◆ EXERCISE BRIEF
Pull out every line below containing the word "score".

◆ DATA FOR THE TASK

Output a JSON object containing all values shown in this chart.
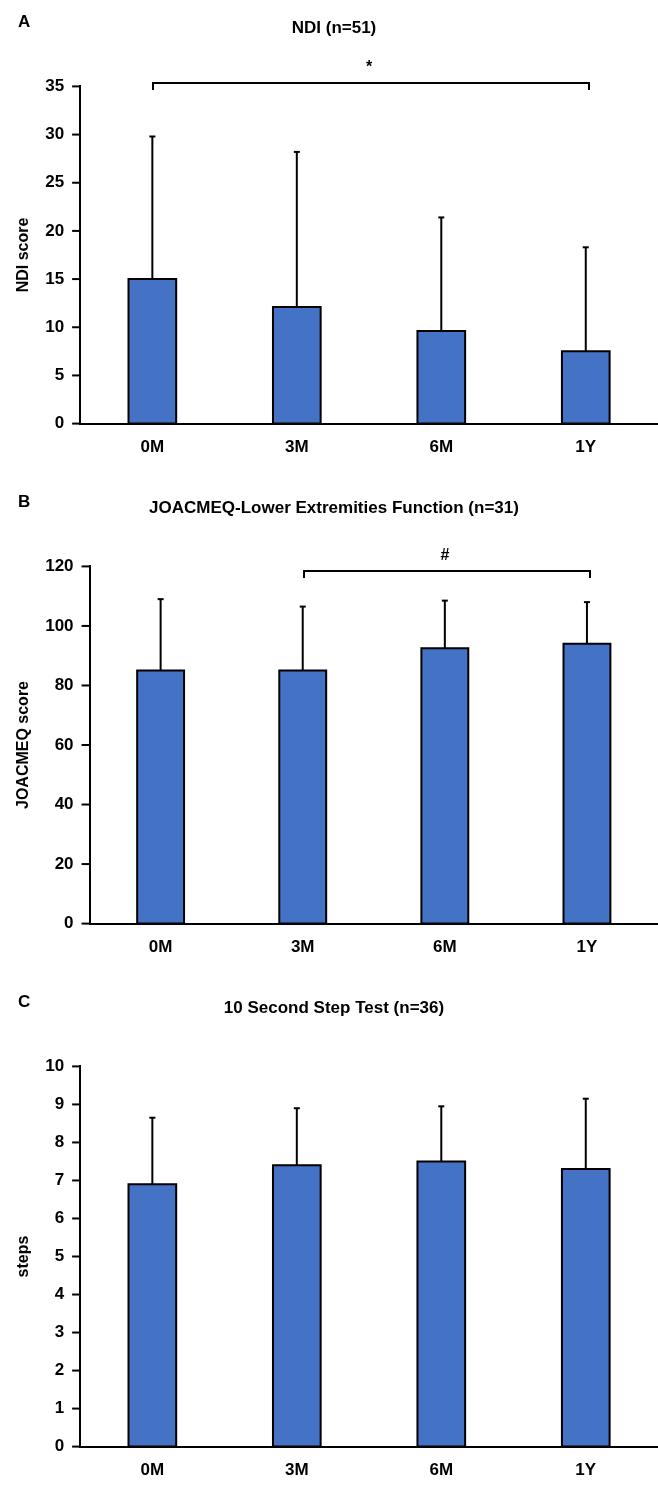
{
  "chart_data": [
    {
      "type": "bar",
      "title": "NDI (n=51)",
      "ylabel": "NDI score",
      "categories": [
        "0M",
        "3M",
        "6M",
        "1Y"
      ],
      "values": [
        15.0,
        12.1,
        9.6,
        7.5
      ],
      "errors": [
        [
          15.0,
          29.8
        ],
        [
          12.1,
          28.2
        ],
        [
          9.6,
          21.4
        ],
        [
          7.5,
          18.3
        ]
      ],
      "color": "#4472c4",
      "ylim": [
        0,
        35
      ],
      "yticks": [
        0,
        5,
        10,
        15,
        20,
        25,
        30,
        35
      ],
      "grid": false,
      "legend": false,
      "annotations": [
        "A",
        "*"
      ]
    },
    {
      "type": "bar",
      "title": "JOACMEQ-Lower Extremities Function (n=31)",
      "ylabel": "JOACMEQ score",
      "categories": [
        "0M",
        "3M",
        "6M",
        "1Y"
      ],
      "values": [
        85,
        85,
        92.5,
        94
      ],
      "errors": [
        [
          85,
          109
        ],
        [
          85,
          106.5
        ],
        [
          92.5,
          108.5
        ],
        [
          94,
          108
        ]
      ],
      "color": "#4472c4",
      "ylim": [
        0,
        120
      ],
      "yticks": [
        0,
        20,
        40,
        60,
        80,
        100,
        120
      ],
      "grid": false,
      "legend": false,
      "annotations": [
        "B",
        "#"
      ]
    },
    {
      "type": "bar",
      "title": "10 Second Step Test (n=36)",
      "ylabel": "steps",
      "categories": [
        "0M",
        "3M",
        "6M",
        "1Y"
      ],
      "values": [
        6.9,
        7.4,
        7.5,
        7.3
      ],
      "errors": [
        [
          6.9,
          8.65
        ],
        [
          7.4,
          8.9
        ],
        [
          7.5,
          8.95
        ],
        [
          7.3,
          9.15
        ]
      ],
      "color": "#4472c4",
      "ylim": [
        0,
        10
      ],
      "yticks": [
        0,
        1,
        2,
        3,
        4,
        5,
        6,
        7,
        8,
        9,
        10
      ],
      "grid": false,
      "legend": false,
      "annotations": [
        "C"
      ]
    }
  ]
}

◆ COMPLETE ANSWER
      "ylabel": "NDI score",
      "ylabel": "JOACMEQ score",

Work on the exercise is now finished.